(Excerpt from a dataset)
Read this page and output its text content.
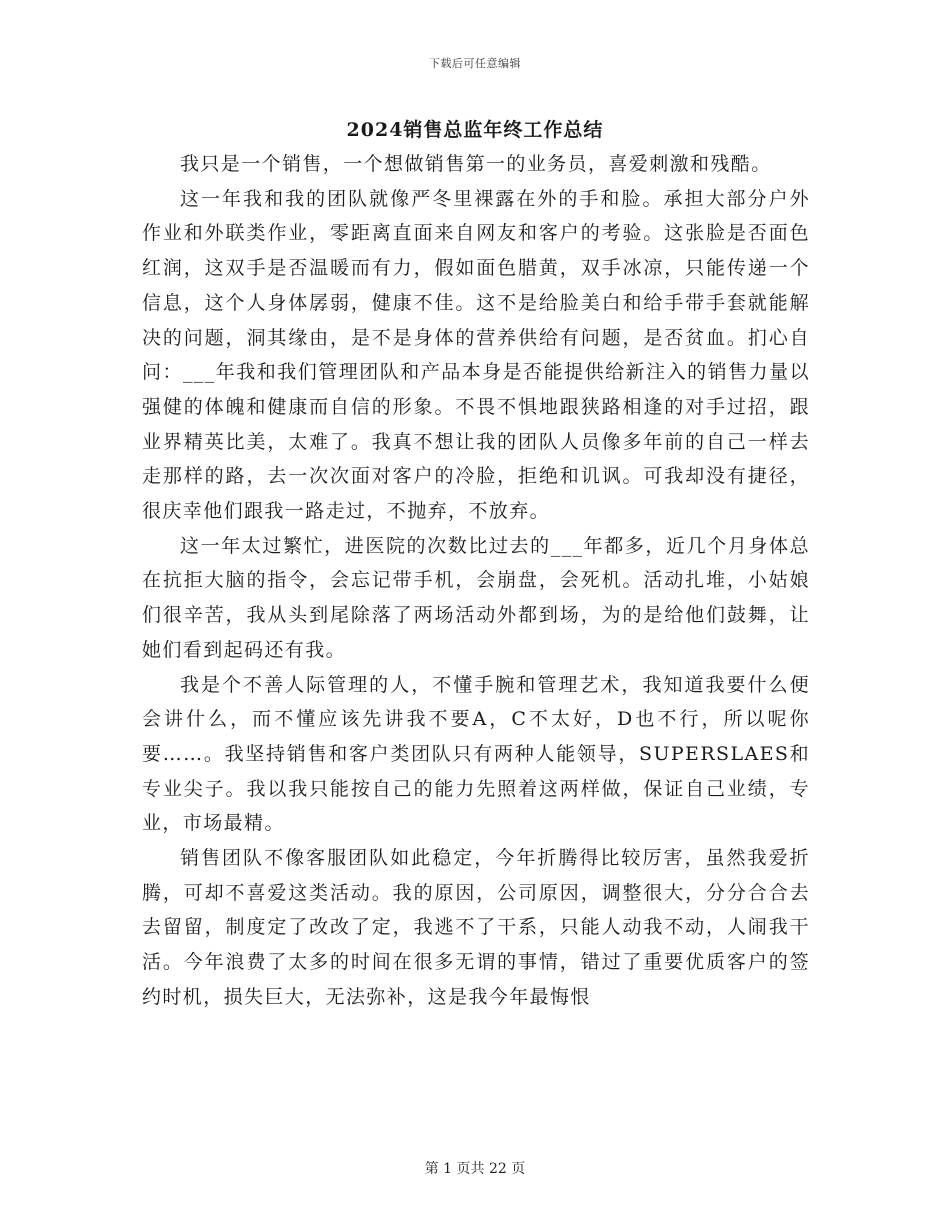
下载后可任意编辑
2024销售总监年终工作总结

我只是一个销售，一个想做销售第一的业务员，喜爱刺激和残酷。

这一年我和我的团队就像严冬里裸露在外的手和脸。承担大部分户外作业和外联类作业，零距离直面来自网友和客户的考验。这张脸是否面色红润，这双手是否温暖而有力，假如面色腊黄，双手冰凉，只能传递一个信息，这个人身体孱弱，健康不佳。这不是给脸美白和给手带手套就能解决的问题，洞其缘由，是不是身体的营养供给有问题，是否贫血。扪心自问：___年我和我们管理团队和产品本身是否能提供给新注入的销售力量以强健的体魄和健康而自信的形象。不畏不惧地跟狭路相逢的对手过招，跟业界精英比美，太难了。我真不想让我的团队人员像多年前的自己一样去走那样的路，去一次次面对客户的冷脸，拒绝和讥讽。可我却没有捷径，很庆幸他们跟我一路走过，不抛弃，不放弃。

这一年太过繁忙，进医院的次数比过去的___年都多，近几个月身体总在抗拒大脑的指令，会忘记带手机，会崩盘，会死机。活动扎堆，小姑娘们很辛苦，我从头到尾除落了两场活动外都到场，为的是给他们鼓舞，让她们看到起码还有我。

我是个不善人际管理的人，不懂手腕和管理艺术，我知道我要什么便会讲什么，而不懂应该先讲我不要A，C不太好，D也不行，所以呢你要……。我坚持销售和客户类团队只有两种人能领导，SUPERSLAES和专业尖子。我以我只能按自己的能力先照着这两样做，保证自己业绩，专业，市场最精。

销售团队不像客服团队如此稳定，今年折腾得比较厉害，虽然我爱折腾，可却不喜爱这类活动。我的原因，公司原因，调整很大，分分合合去去留留，制度定了改改了定，我逃不了干系，只能人动我不动，人闹我干活。今年浪费了太多的时间在很多无谓的事情，错过了重要优质客户的签约时机，损失巨大，无法弥补，这是我今年最悔恨

第 1 页共 22 页
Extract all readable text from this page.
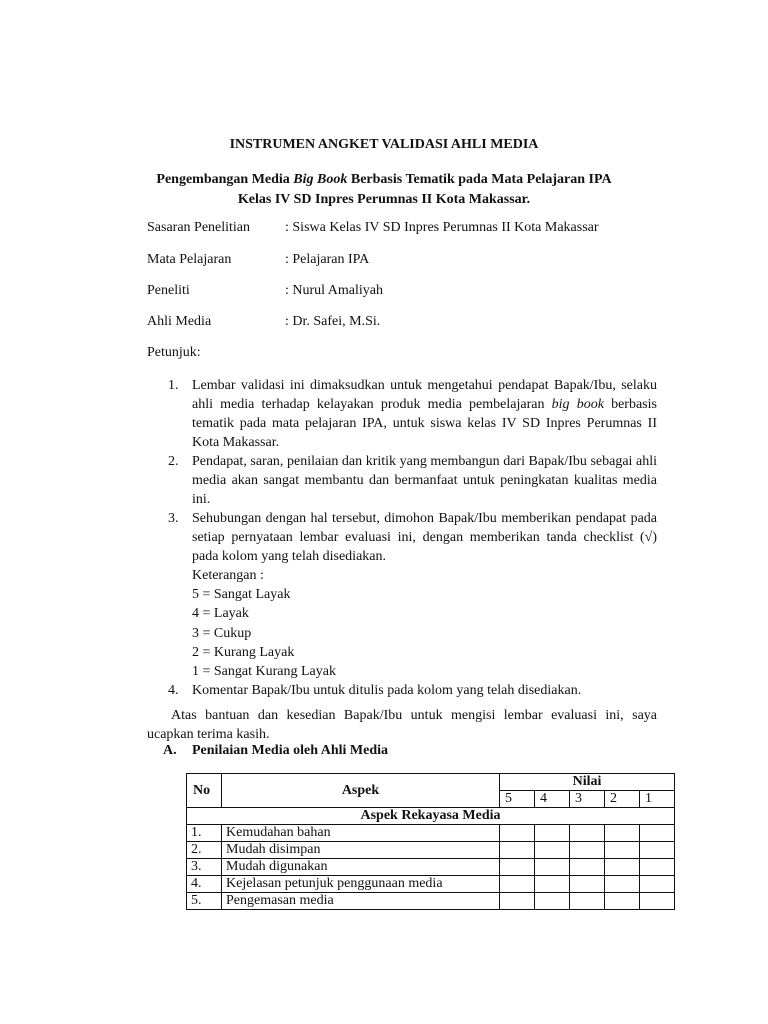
INSTRUMEN ANGKET VALIDASI AHLI MEDIA
Pengembangan Media Big Book Berbasis Tematik pada Mata Pelajaran IPA
Kelas IV SD Inpres Perumnas II Kota Makassar.
Sasaran Penelitian : Siswa Kelas IV SD Inpres Perumnas II Kota Makassar
Mata Pelajaran	: Pelajaran IPA
Peneliti	: Nurul Amaliyah
Ahli Media	: Dr. Safei, M.Si.
Petunjuk:
1. Lembar validasi ini dimaksudkan untuk mengetahui pendapat Bapak/Ibu, selaku ahli media terhadap kelayakan produk media pembelajaran big book berbasis tematik pada mata pelajaran IPA, untuk siswa kelas IV SD Inpres Perumnas II Kota Makassar.
2. Pendapat, saran, penilaian dan kritik yang membangun dari Bapak/Ibu sebagai ahli media akan sangat membantu dan bermanfaat untuk peningkatan kualitas media ini.
3. Sehubungan dengan hal tersebut, dimohon Bapak/Ibu memberikan pendapat pada setiap pernyataan lembar evaluasi ini, dengan memberikan tanda checklist (√) pada kolom yang telah disediakan.
Keterangan :
5 = Sangat Layak
4 = Layak
3 = Cukup
2 = Kurang Layak
1 = Sangat Kurang Layak
4. Komentar Bapak/Ibu untuk ditulis pada kolom yang telah disediakan.
Atas bantuan dan kesedian Bapak/Ibu untuk mengisi lembar evaluasi ini, saya ucapkan terima kasih.
A. Penilaian Media oleh Ahli Media
No	Aspek	Nilai				
		5	4	3	2	1
Aspek Rekayasa Media						
1.	Kemudahan bahan					
2.	Mudah disimpan					
3.	Mudah digunakan					
4.	Kejelasan petunjuk penggunaan media					
5.	Pengemasan media					
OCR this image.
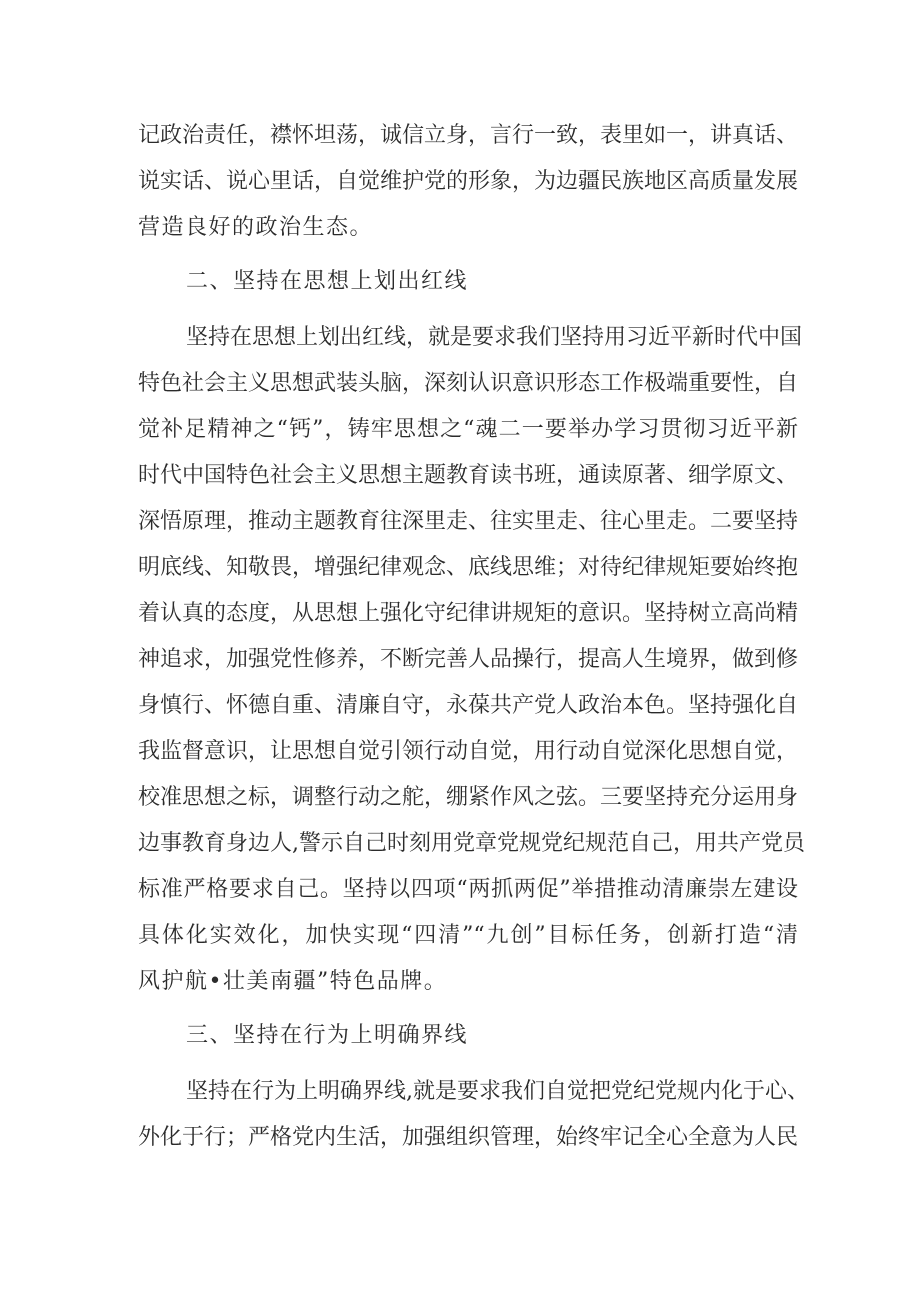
记政治责任，襟怀坦荡，诚信立身，言行一致，表里如一，讲真话、
说实话、说心里话，自觉维护党的形象，为边疆民族地区高质量发展
营造良好的政治生态。
二、坚持在思想上划出红线
坚持在思想上划出红线，就是要求我们坚持用习近平新时代中国
特色社会主义思想武装头脑，深刻认识意识形态工作极端重要性，自
觉补足精神之“钙”，铸牢思想之“魂二一要举办学习贯彻习近平新
时代中国特色社会主义思想主题教育读书班，通读原著、细学原文、
深悟原理，推动主题教育往深里走、往实里走、往心里走。二要坚持
明底线、知敬畏，增强纪律观念、底线思维；对待纪律规矩要始终抱
着认真的态度，从思想上强化守纪律讲规矩的意识。坚持树立高尚精
神追求，加强党性修养，不断完善人品操行，提高人生境界，做到修
身慎行、怀德自重、清廉自守，永葆共产党人政治本色。坚持强化自
我监督意识，让思想自觉引领行动自觉，用行动自觉深化思想自觉，
校准思想之标，调整行动之舵，绷紧作风之弦。三要坚持充分运用身
边事教育身边人,警示自己时刻用党章党规党纪规范自己，用共产党员
标准严格要求自己。坚持以四项“两抓两促”举措推动清廉崇左建设
具体化实效化，加快实现“四清”“九创”目标任务，创新打造“清
风护航•壮美南疆”特色品牌。
三、坚持在行为上明确界线
坚持在行为上明确界线,就是要求我们自觉把党纪党规内化于心、
外化于行；严格党内生活，加强组织管理，始终牢记全心全意为人民
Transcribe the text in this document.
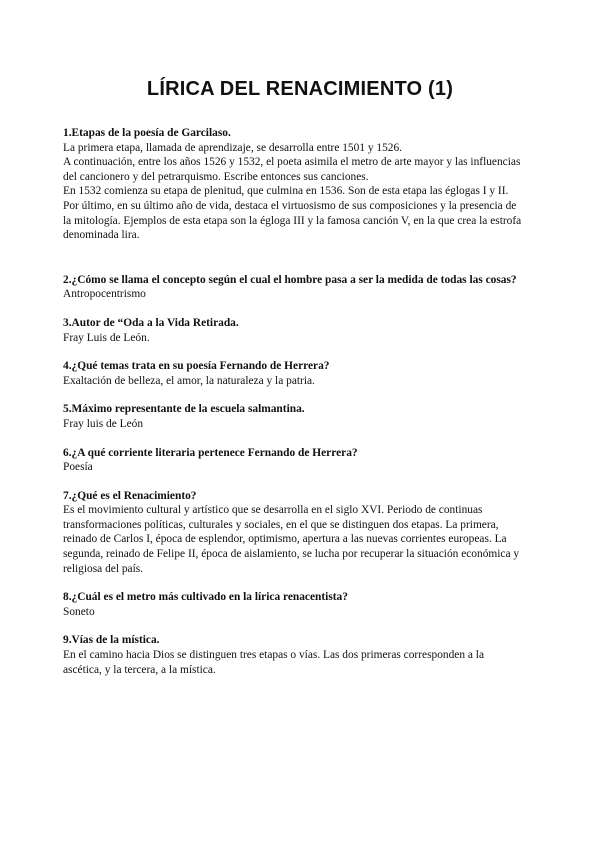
LÍRICA DEL RENACIMIENTO (1)
1.Etapas de la poesía de Garcilaso.

La primera etapa, llamada de aprendizaje, se desarrolla entre 1501 y 1526.

A continuación, entre los años 1526 y 1532, el poeta asimila el metro de arte mayor y las influencias del cancionero y del petrarquismo. Escribe entonces sus canciones.

En 1532 comienza su etapa de plenitud, que culmina en 1536. Son de esta etapa las églogas I y II.

Por último, en su último año de vida, destaca el virtuosismo de sus composiciones y la presencia de la mitología. Ejemplos de esta etapa son la égloga III y la famosa canción V, en la que crea la estrofa denominada lira.

2.¿Cómo se llama el concepto según el cual el hombre pasa a ser la medida de todas las cosas?
Antropocentrismo
3.Autor de “Oda a la Vida Retirada.
Fray Luis de León.
4.¿Qué temas trata en su poesía Fernando de Herrera?
Exaltación de belleza, el amor, la naturaleza y la patria.
5.Máximo representante de la escuela salmantina.
Fray luis de León
6.¿A qué corriente literaria pertenece Fernando de Herrera?
Poesía
7.¿Qué es el Renacimiento?
Es el movimiento cultural y artístico que se desarrolla en el siglo XVI. Periodo de continuas transformaciones políticas, culturales y sociales, en el que se distinguen dos etapas. La primera, reinado de Carlos I, época de esplendor, optimismo, apertura a las nuevas corrientes europeas. La segunda, reinado de Felipe II, época de aislamiento, se lucha por recuperar la situación económica y religiosa del país.
8.¿Cuál es el metro más cultivado en la lírica renacentista?
Soneto
9.Vías de la mística.
En el camino hacia Dios se distinguen tres etapas o vías. Las dos primeras corresponden a la ascética, y la tercera, a la mística.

== STATED PROBLEM ==
Go through the data above and transcribe it in full, omitting any image.

== THE ANSWER ==
Read this page and output its text content.
下载后可任意编辑
2024销售总监年终工作总结

我只是一个销售，一个想做销售第一的业务员，喜爱刺激和残酷。

这一年我和我的团队就像严冬里裸露在外的手和脸。承担大部分户外作业和外联类作业，零距离直面来自网友和客户的考验。这张脸是否面色红润，这双手是否温暖而有力，假如面色腊黄，双手冰凉，只能传递一个信息，这个人身体孱弱，健康不佳。这不是给脸美白和给手带手套就能解决的问题，洞其缘由，是不是身体的营养供给有问题，是否贫血。扪心自问：___年我和我们管理团队和产品本身是否能提供给新注入的销售力量以强健的体魄和健康而自信的形象。不畏不惧地跟狭路相逢的对手过招，跟业界精英比美，太难了。我真不想让我的团队人员像多年前的自己一样去走那样的路，去一次次面对客户的冷脸，拒绝和讥讽。可我却没有捷径，很庆幸他们跟我一路走过，不抛弃，不放弃。

这一年太过繁忙，进医院的次数比过去的___年都多，近几个月身体总在抗拒大脑的指令，会忘记带手机，会崩盘，会死机。活动扎堆，小姑娘们很辛苦，我从头到尾除落了两场活动外都到场，为的是给他们鼓舞，让她们看到起码还有我。

我是个不善人际管理的人，不懂手腕和管理艺术，我知道我要什么便会讲什么，而不懂应该先讲我不要A，C不太好，D也不行，所以呢你要……。我坚持销售和客户类团队只有两种人能领导，SUPERSLAES和专业尖子。我以我只能按自己的能力先照着这两样做，保证自己业绩，专业，市场最精。

销售团队不像客服团队如此稳定，今年折腾得比较厉害，虽然我爱折腾，可却不喜爱这类活动。我的原因，公司原因，调整很大，分分合合去去留留，制度定了改改了定，我逃不了干系，只能人动我不动，人闹我干活。今年浪费了太多的时间在很多无谓的事情，错过了重要优质客户的签约时机，损失巨大，无法弥补，这是我今年最悔恨

第 1 页共 22 页
Extract all readable text from this page.
INSTRUMEN ANGKET VALIDASI AHLI MEDIA
Pengembangan Media Big Book Berbasis Tematik pada Mata Pelajaran IPA
Kelas IV SD Inpres Perumnas II Kota Makassar.
Sasaran Penelitian : Siswa Kelas IV SD Inpres Perumnas II Kota Makassar
Mata Pelajaran	: Pelajaran IPA
Peneliti	: Nurul Amaliyah
Ahli Media	: Dr. Safei, M.Si.
Petunjuk:
1. Lembar validasi ini dimaksudkan untuk mengetahui pendapat Bapak/Ibu, selaku ahli media terhadap kelayakan produk media pembelajaran big book berbasis tematik pada mata pelajaran IPA, untuk siswa kelas IV SD Inpres Perumnas II Kota Makassar.
2. Pendapat, saran, penilaian dan kritik yang membangun dari Bapak/Ibu sebagai ahli media akan sangat membantu dan bermanfaat untuk peningkatan kualitas media ini.
3. Sehubungan dengan hal tersebut, dimohon Bapak/Ibu memberikan pendapat pada setiap pernyataan lembar evaluasi ini, dengan memberikan tanda checklist (√) pada kolom yang telah disediakan.
Keterangan :
5 = Sangat Layak
4 = Layak
3 = Cukup
2 = Kurang Layak
1 = Sangat Kurang Layak
4. Komentar Bapak/Ibu untuk ditulis pada kolom yang telah disediakan.
Atas bantuan dan kesedian Bapak/Ibu untuk mengisi lembar evaluasi ini, saya ucapkan terima kasih.
A. Penilaian Media oleh Ahli Media
No	Aspek	Nilai				
		5	4	3	2	1
Aspek Rekayasa Media						
1.	Kemudahan bahan					
2.	Mudah disimpan					
3.	Mudah digunakan					
4.	Kejelasan petunjuk penggunaan media					
5.	Pengemasan media					
OCR this image.
记政治责任，襟怀坦荡，诚信立身，言行一致，表里如一，讲真话、
说实话、说心里话，自觉维护党的形象，为边疆民族地区高质量发展
营造良好的政治生态。
二、坚持在思想上划出红线
坚持在思想上划出红线，就是要求我们坚持用习近平新时代中国
特色社会主义思想武装头脑，深刻认识意识形态工作极端重要性，自
觉补足精神之“钙”，铸牢思想之“魂二一要举办学习贯彻习近平新
时代中国特色社会主义思想主题教育读书班，通读原著、细学原文、
深悟原理，推动主题教育往深里走、往实里走、往心里走。二要坚持
明底线、知敬畏，增强纪律观念、底线思维；对待纪律规矩要始终抱
着认真的态度，从思想上强化守纪律讲规矩的意识。坚持树立高尚精
神追求，加强党性修养，不断完善人品操行，提高人生境界，做到修
身慎行、怀德自重、清廉自守，永葆共产党人政治本色。坚持强化自
我监督意识，让思想自觉引领行动自觉，用行动自觉深化思想自觉，
校准思想之标，调整行动之舵，绷紧作风之弦。三要坚持充分运用身
边事教育身边人,警示自己时刻用党章党规党纪规范自己，用共产党员
标准严格要求自己。坚持以四项“两抓两促”举措推动清廉崇左建设
具体化实效化，加快实现“四清”“九创”目标任务，创新打造“清
风护航•壮美南疆”特色品牌。
三、坚持在行为上明确界线
坚持在行为上明确界线,就是要求我们自觉把党纪党规内化于心、
外化于行；严格党内生活，加强组织管理，始终牢记全心全意为人民
Transcribe the text in this document.
LÍRICA DEL RENACIMIENTO (1)
1.Etapas de la poesía de Garcilaso.

La primera etapa, llamada de aprendizaje, se desarrolla entre 1501 y 1526.

A continuación, entre los años 1526 y 1532, el poeta asimila el metro de arte mayor y las influencias del cancionero y del petrarquismo. Escribe entonces sus canciones.

En 1532 comienza su etapa de plenitud, que culmina en 1536. Son de esta etapa las églogas I y II.

Por último, en su último año de vida, destaca el virtuosismo de sus composiciones y la presencia de la mitología. Ejemplos de esta etapa son la égloga III y la famosa canción V, en la que crea la estrofa denominada lira.

2.¿Cómo se llama el concepto según el cual el hombre pasa a ser la medida de todas las cosas?
Antropocentrismo
3.Autor de “Oda a la Vida Retirada.
Fray Luis de León.
4.¿Qué temas trata en su poesía Fernando de Herrera?
Exaltación de belleza, el amor, la naturaleza y la patria.
5.Máximo representante de la escuela salmantina.
Fray luis de León
6.¿A qué corriente literaria pertenece Fernando de Herrera?
Poesía
7.¿Qué es el Renacimiento?
Es el movimiento cultural y artístico que se desarrolla en el siglo XVI. Periodo de continuas transformaciones políticas, culturales y sociales, en el que se distinguen dos etapas. La primera, reinado de Carlos I, época de esplendor, optimismo, apertura a las nuevas corrientes europeas. La segunda, reinado de Felipe II, época de aislamiento, se lucha por recuperar la situación económica y religiosa del país.
8.¿Cuál es el metro más cultivado en la lírica renacentista?
Soneto
9.Vías de la mística.
En el camino hacia Dios se distinguen tres etapas o vías. Las dos primeras corresponden a la ascética, y la tercera, a la mística.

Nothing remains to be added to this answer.